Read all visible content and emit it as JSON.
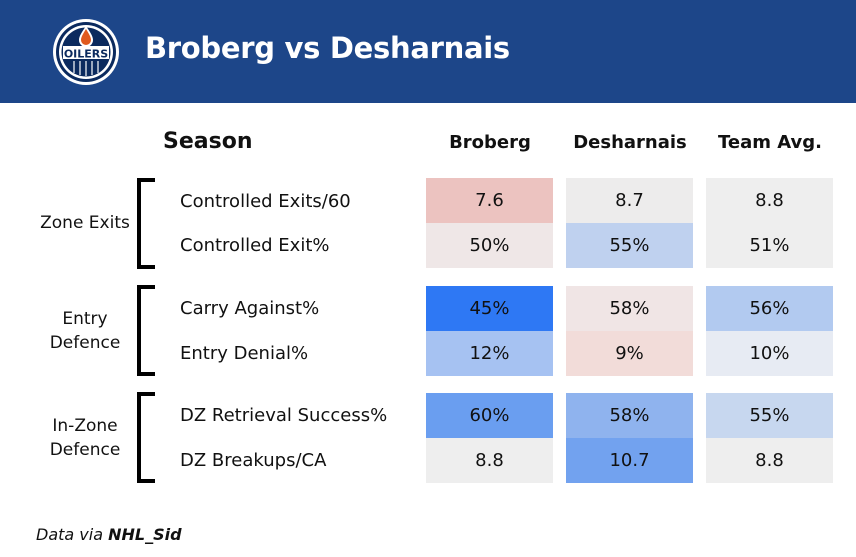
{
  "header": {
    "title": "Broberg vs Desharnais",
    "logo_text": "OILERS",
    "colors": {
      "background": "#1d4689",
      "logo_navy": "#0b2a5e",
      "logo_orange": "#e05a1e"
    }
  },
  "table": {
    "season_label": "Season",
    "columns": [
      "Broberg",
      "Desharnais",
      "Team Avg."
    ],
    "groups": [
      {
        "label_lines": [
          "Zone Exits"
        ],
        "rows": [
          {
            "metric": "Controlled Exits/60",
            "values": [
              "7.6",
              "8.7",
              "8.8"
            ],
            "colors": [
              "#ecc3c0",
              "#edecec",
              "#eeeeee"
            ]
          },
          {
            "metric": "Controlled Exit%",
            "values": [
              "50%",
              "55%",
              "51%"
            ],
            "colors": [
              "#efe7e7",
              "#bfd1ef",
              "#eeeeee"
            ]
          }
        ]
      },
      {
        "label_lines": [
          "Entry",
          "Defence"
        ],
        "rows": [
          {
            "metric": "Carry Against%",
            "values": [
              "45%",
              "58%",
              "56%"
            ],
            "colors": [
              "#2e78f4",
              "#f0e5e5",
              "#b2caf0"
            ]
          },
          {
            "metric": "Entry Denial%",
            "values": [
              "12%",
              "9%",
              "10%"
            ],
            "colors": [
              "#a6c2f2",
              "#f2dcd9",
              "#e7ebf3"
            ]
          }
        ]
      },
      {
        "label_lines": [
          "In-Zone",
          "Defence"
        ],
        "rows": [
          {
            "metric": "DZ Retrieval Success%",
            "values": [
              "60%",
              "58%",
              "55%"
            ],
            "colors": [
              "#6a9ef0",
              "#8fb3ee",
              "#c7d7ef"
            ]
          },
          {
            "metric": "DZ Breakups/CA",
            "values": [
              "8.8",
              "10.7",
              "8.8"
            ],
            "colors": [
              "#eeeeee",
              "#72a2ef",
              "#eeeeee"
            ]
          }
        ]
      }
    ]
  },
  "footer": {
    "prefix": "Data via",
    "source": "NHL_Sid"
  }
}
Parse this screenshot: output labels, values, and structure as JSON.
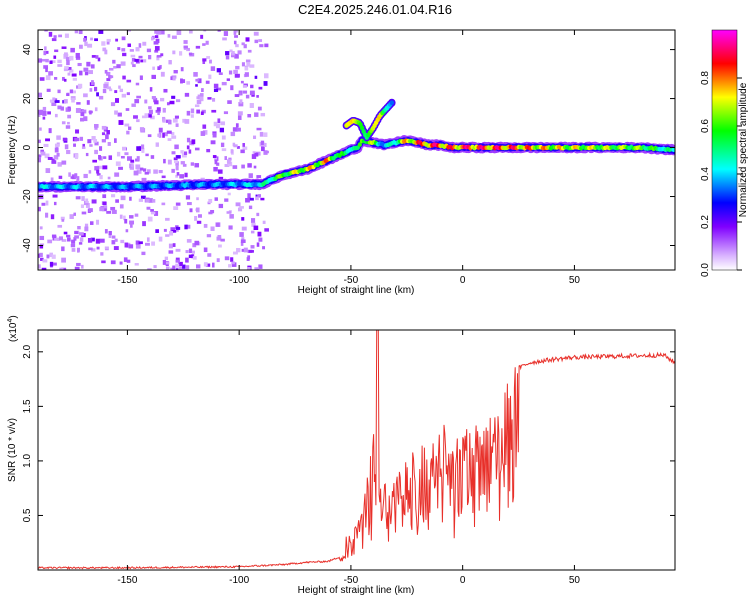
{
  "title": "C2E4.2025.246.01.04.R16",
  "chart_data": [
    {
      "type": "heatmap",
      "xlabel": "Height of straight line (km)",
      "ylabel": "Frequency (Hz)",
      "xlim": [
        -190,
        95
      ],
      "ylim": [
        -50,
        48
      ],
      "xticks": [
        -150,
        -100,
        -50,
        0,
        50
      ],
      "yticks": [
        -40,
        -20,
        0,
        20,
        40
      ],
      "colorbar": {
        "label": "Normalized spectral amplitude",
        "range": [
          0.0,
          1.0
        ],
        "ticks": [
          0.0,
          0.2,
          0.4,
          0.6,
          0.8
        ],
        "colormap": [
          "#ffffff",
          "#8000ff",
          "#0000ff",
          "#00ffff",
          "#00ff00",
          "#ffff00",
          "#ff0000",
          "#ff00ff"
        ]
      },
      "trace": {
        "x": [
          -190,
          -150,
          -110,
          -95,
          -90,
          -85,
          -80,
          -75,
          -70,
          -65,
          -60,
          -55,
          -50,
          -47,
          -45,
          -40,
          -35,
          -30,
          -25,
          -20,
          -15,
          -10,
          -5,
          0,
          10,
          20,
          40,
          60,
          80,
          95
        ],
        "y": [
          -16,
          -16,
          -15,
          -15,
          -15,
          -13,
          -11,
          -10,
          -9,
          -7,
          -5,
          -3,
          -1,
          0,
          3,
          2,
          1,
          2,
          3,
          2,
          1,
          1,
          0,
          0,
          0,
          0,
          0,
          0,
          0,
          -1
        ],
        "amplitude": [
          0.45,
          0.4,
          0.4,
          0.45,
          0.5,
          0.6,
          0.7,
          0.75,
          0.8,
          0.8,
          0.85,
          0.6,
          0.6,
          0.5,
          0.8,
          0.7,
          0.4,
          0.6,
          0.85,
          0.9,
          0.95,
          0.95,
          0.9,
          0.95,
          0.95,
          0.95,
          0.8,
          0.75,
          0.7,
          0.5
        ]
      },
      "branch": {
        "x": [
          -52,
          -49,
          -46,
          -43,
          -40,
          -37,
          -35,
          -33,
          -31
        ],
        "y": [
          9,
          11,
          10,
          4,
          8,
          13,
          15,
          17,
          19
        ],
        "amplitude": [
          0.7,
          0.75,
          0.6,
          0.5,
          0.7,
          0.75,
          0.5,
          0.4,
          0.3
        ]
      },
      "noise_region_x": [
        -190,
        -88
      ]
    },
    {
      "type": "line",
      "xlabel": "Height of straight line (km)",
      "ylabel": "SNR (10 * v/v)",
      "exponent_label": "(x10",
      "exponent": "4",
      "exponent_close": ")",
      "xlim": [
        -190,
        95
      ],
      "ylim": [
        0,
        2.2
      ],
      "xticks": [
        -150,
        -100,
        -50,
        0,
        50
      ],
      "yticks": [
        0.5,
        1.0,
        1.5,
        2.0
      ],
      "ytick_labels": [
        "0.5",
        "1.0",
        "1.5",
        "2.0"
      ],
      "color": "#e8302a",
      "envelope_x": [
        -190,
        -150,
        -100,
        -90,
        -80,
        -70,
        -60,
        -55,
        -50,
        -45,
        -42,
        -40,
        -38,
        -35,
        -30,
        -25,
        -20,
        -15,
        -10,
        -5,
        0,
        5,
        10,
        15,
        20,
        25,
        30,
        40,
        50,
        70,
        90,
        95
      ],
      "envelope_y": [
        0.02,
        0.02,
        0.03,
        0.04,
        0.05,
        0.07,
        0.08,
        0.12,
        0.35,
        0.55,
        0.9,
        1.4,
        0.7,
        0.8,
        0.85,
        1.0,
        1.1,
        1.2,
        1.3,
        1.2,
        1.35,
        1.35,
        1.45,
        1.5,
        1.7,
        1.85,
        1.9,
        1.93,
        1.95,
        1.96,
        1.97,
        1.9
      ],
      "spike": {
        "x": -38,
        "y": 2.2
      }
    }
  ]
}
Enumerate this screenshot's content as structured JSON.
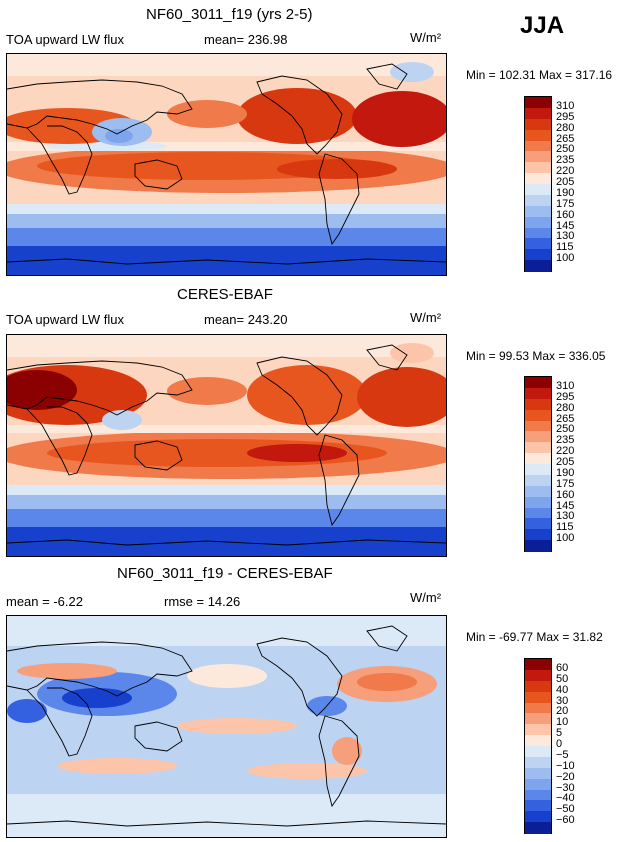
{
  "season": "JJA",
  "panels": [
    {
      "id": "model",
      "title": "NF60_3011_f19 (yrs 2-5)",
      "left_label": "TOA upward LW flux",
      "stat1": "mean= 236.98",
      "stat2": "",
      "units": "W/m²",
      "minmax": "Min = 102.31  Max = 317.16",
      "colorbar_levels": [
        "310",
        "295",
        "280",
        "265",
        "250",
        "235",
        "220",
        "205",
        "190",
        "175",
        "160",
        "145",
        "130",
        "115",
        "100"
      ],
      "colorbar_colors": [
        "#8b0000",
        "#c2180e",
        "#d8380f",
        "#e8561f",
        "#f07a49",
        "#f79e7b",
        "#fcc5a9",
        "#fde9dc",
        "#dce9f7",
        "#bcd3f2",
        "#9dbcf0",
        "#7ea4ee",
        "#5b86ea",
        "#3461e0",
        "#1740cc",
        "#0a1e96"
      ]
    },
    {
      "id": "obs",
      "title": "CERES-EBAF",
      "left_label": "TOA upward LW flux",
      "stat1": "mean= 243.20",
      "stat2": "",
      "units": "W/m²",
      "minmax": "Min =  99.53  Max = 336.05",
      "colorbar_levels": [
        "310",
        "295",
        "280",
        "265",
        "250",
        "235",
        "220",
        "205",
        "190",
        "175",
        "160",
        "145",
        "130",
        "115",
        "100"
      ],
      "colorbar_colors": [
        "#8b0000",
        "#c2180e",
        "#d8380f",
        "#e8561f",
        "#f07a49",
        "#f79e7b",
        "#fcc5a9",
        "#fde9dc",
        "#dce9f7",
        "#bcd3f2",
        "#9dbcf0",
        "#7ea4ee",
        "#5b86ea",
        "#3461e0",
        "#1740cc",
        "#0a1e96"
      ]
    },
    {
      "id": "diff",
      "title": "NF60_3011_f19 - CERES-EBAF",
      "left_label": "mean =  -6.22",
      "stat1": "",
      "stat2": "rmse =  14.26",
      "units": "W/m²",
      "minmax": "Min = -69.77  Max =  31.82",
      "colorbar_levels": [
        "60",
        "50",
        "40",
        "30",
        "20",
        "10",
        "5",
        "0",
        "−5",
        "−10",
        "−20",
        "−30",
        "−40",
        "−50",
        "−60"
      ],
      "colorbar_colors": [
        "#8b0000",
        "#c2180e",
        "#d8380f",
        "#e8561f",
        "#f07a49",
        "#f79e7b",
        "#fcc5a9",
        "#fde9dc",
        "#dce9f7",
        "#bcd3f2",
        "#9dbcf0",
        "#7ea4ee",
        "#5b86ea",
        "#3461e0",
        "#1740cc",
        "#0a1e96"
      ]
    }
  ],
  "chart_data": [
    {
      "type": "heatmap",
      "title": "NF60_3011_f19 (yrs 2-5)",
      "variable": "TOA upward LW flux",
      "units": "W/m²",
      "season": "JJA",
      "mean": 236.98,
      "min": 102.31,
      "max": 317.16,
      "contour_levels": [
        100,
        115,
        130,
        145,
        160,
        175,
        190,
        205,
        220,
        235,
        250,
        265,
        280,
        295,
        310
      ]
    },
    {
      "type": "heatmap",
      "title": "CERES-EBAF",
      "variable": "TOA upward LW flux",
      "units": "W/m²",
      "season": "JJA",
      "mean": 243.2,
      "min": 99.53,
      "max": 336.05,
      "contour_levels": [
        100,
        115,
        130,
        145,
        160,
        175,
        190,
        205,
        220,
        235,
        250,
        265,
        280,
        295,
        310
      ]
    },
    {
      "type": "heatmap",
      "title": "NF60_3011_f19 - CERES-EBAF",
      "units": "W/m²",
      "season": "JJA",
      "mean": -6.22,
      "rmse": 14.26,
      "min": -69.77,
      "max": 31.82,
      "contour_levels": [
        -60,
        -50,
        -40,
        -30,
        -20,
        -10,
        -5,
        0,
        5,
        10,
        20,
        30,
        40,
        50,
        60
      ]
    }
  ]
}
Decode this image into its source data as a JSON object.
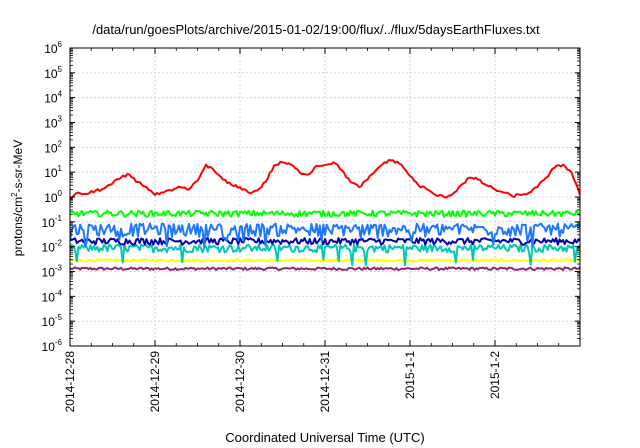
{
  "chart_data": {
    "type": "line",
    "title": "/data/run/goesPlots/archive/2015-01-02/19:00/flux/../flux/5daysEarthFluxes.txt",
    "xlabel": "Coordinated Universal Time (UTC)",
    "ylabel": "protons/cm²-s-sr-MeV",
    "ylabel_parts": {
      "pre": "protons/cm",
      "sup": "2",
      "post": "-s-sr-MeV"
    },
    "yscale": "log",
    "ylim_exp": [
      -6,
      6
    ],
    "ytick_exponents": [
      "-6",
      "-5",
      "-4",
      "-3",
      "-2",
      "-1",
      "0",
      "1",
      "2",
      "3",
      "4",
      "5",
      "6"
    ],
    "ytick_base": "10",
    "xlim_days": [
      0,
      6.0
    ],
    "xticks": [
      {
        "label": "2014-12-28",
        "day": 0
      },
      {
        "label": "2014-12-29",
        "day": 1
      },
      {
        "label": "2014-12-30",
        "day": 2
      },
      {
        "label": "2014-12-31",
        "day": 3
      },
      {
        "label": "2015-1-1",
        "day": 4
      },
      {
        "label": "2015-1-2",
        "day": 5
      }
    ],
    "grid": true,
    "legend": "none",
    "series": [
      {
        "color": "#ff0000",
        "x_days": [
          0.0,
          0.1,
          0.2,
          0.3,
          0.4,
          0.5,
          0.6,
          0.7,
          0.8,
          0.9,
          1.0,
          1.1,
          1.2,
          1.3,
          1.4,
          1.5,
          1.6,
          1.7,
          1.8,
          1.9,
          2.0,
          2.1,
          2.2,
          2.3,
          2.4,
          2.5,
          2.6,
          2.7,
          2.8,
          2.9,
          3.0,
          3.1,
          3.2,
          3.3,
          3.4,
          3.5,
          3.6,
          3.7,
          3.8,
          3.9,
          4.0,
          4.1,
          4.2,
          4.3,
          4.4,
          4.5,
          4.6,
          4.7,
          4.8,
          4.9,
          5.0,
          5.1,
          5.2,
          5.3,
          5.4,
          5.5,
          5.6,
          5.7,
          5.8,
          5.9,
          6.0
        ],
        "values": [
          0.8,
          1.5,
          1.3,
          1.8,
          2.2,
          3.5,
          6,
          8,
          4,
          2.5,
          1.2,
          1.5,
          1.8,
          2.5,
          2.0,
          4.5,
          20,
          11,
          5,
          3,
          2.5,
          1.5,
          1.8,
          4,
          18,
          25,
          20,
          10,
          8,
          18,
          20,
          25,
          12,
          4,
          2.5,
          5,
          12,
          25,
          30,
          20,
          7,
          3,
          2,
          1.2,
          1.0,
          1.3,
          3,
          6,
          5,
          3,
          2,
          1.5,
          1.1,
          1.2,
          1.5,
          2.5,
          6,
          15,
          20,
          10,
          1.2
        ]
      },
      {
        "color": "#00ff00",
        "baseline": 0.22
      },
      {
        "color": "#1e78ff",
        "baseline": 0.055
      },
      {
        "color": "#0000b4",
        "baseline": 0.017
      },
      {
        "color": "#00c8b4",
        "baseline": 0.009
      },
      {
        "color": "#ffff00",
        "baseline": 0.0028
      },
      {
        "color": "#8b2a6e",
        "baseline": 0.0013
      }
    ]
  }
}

= = = =

▶ _WHAT THIS TASK INVOLVES_
In the entries above, identify every line with the string "mean".

▶ _COMPLETED EXERCISE_
      "stat1": "mean= 236.98",
      "stat1": "mean= 243.20",
      "left_label": "mean =  -6.22",
      "mean": 236.98,
      "mean": 243.2,
      "mean": -6.22,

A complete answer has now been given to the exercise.